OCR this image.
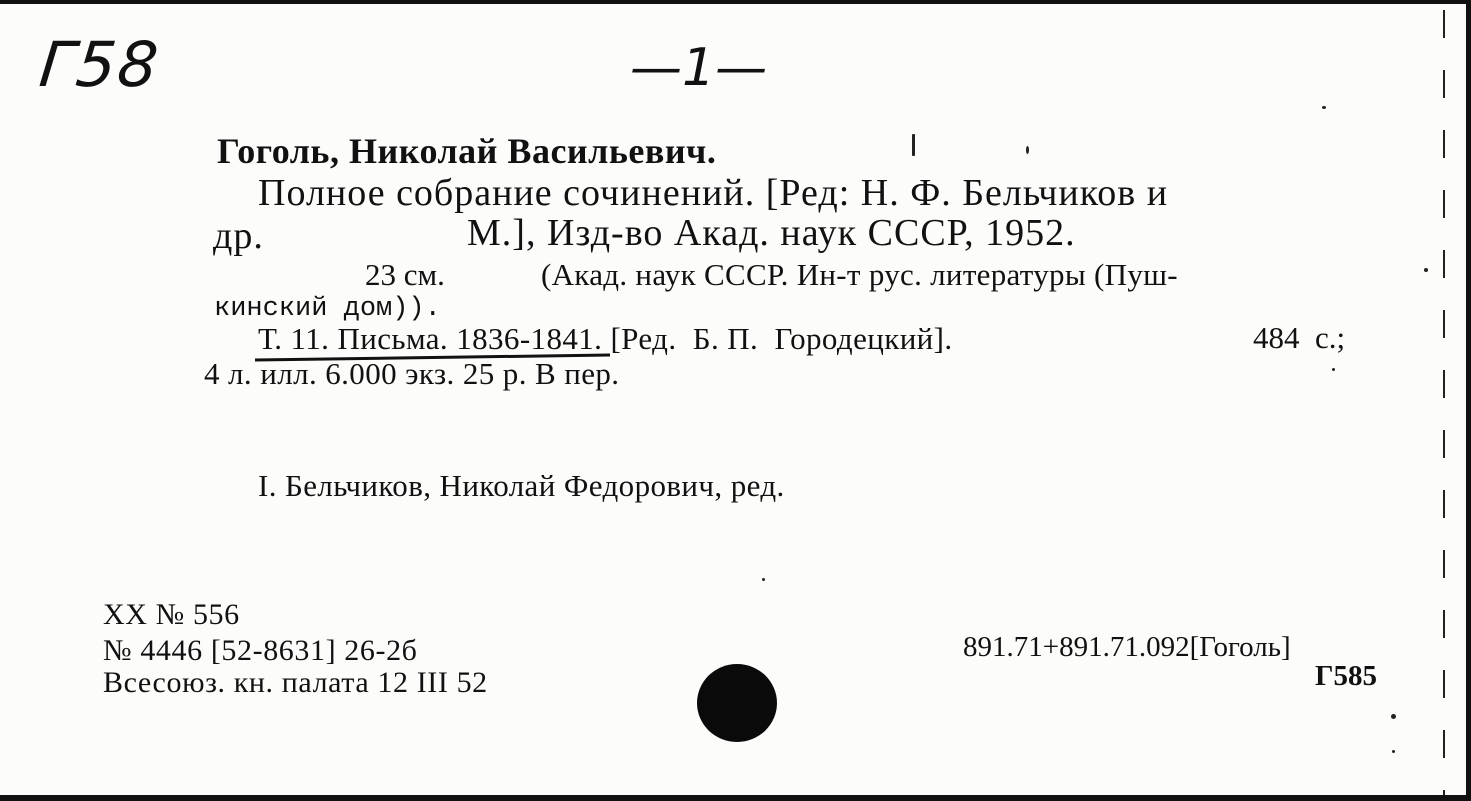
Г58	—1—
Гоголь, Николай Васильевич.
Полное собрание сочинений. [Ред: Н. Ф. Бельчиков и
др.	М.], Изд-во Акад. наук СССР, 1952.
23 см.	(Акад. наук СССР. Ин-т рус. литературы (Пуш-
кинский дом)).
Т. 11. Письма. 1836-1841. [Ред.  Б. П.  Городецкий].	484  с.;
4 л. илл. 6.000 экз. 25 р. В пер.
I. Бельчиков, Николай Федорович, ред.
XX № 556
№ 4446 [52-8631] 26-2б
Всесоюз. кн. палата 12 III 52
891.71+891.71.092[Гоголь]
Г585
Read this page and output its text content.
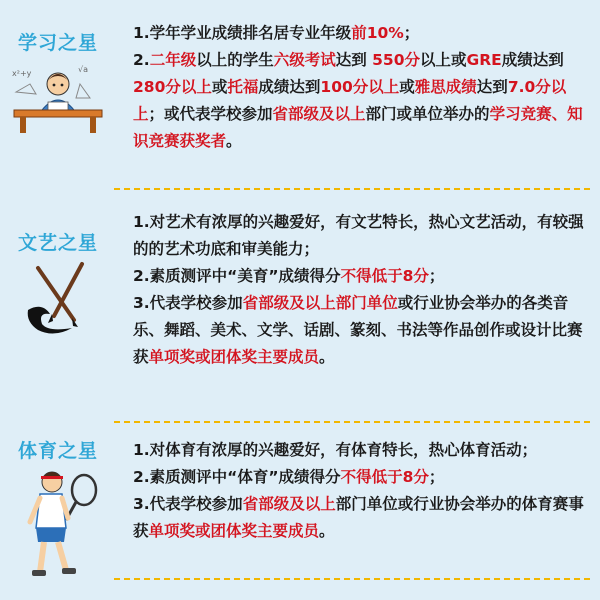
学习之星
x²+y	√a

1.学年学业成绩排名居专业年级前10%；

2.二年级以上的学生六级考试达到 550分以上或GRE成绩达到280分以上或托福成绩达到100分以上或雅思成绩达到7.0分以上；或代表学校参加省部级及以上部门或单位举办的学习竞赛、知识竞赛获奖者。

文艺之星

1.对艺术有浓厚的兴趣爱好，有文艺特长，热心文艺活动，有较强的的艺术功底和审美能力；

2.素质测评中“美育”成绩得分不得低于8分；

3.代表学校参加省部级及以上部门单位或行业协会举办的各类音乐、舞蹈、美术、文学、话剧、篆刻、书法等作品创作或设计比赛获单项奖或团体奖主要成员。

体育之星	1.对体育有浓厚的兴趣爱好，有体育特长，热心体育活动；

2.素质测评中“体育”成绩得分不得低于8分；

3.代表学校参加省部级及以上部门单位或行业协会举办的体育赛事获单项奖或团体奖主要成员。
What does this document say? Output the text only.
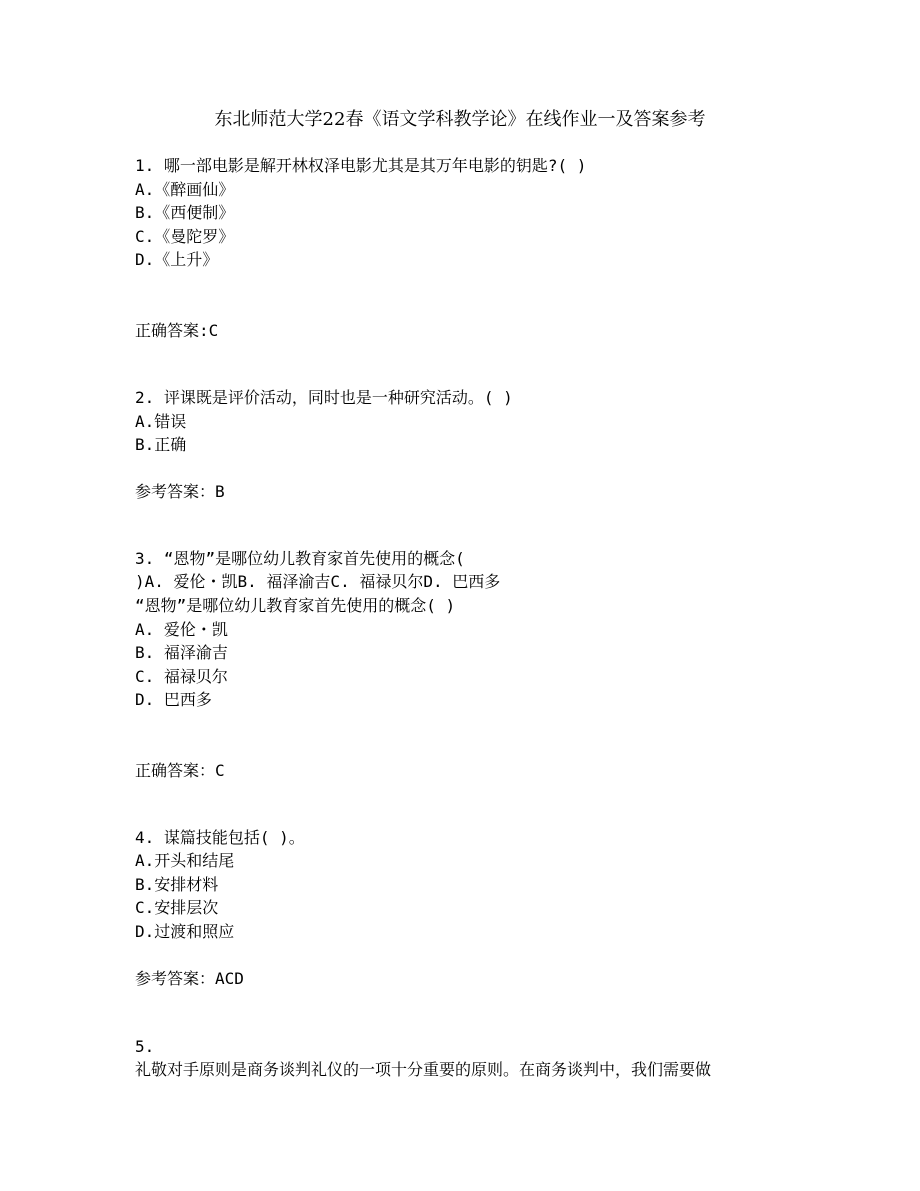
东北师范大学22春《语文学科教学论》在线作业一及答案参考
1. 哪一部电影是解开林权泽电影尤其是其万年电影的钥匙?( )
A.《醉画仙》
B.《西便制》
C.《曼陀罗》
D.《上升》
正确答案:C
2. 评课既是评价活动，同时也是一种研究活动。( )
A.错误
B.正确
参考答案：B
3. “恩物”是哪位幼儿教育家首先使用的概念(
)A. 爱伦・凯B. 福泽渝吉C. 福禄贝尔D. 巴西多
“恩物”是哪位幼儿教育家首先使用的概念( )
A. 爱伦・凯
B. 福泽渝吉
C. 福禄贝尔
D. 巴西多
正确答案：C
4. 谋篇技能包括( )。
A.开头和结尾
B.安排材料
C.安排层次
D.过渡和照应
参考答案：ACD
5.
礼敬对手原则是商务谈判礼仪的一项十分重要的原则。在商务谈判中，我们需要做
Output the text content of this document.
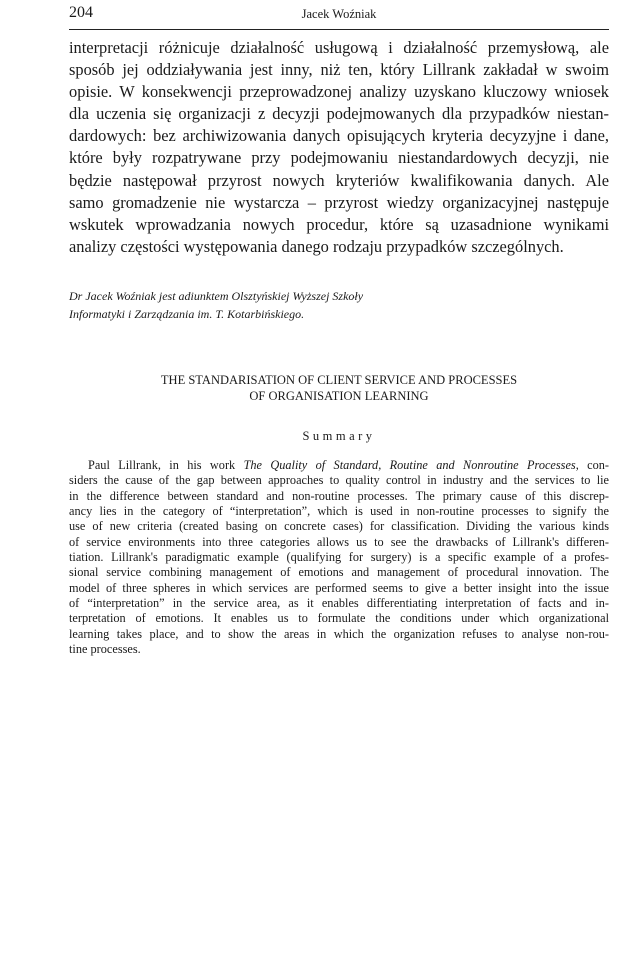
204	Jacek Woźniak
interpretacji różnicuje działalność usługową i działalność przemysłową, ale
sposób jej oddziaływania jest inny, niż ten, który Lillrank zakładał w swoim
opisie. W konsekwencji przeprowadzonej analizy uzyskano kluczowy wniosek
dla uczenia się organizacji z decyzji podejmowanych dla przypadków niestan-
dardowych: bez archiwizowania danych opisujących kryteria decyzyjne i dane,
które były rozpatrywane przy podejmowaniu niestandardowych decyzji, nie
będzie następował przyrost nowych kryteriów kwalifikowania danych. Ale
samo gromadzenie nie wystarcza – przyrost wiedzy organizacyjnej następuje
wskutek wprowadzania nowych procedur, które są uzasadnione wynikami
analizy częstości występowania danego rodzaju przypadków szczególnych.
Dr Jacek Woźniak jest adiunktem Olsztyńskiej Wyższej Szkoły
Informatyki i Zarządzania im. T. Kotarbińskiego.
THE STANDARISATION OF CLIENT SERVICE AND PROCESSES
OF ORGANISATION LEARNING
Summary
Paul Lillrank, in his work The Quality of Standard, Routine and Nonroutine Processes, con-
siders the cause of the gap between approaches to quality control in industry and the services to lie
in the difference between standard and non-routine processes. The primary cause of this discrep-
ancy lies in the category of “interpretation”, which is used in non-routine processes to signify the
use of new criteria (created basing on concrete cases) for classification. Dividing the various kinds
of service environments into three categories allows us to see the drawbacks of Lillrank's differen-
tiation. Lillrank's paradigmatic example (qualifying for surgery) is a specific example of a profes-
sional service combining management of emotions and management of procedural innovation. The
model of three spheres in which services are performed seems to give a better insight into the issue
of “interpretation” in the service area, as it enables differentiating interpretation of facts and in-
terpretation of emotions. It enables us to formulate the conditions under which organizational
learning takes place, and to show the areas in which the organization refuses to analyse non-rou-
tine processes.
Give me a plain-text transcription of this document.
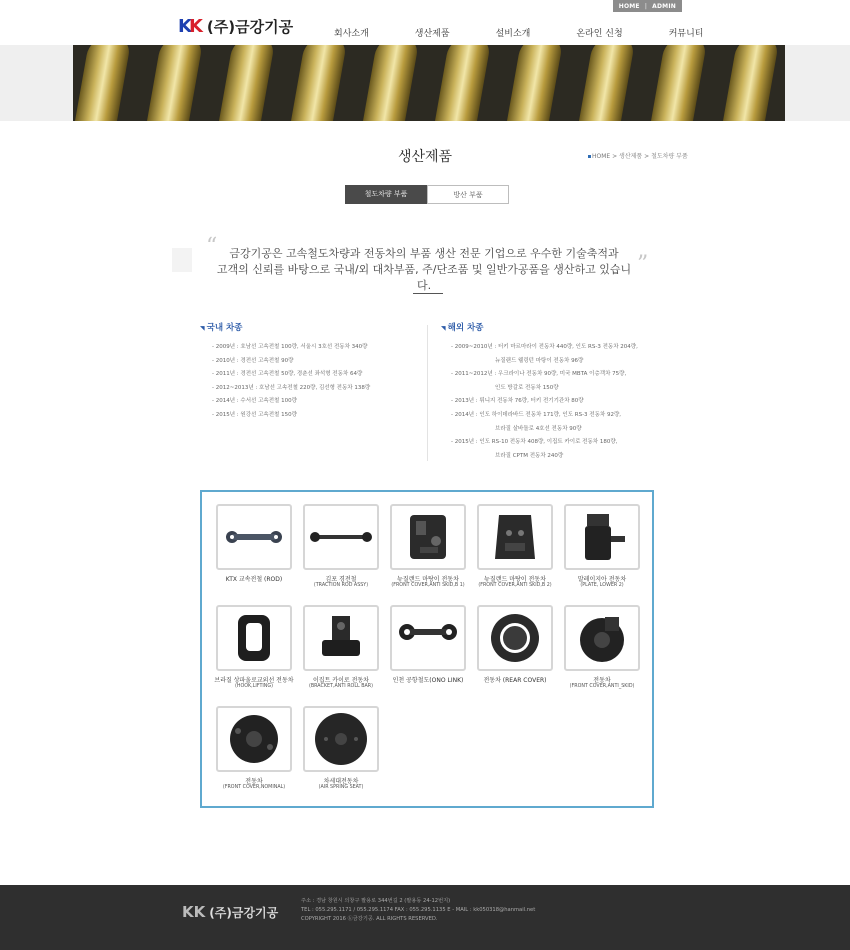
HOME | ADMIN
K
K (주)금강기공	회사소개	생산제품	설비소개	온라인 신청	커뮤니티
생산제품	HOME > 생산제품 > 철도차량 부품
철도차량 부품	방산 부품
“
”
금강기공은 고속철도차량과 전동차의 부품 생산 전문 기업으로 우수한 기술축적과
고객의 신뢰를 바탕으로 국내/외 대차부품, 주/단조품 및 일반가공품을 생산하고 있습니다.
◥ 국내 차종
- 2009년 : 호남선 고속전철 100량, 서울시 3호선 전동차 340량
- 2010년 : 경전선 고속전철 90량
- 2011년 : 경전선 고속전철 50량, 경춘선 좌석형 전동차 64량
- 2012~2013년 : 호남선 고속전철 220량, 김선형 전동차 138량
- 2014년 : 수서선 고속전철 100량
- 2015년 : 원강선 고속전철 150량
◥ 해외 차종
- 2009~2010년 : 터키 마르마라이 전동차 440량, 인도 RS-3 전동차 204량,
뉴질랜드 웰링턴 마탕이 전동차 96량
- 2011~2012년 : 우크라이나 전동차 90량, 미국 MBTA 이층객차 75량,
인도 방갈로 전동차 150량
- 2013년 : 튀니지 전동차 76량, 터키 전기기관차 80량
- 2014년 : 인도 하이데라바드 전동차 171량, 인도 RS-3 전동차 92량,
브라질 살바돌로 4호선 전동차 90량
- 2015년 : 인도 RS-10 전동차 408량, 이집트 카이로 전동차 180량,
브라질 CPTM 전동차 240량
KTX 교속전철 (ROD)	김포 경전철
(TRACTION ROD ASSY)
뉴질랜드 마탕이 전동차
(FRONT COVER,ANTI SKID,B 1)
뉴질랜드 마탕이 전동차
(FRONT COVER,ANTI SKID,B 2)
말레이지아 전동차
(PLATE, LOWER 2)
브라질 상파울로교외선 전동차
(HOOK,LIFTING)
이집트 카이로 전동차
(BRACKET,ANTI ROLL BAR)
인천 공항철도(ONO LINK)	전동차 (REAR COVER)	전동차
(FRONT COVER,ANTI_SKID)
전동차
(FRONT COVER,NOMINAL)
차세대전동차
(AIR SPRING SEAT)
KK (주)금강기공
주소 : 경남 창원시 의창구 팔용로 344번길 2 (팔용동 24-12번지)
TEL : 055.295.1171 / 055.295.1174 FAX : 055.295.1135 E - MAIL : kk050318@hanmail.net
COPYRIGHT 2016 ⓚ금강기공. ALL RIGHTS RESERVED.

WHAT IS REQUIRED ->
Scan the entries above for the word "Бельчиков" and collect each line holding it.

EXERCISE RESULT ->
Полное собрание сочинений. [Ред: Н. Ф. Бельчиков и
I. Бельчиков, Николай Федорович, ред.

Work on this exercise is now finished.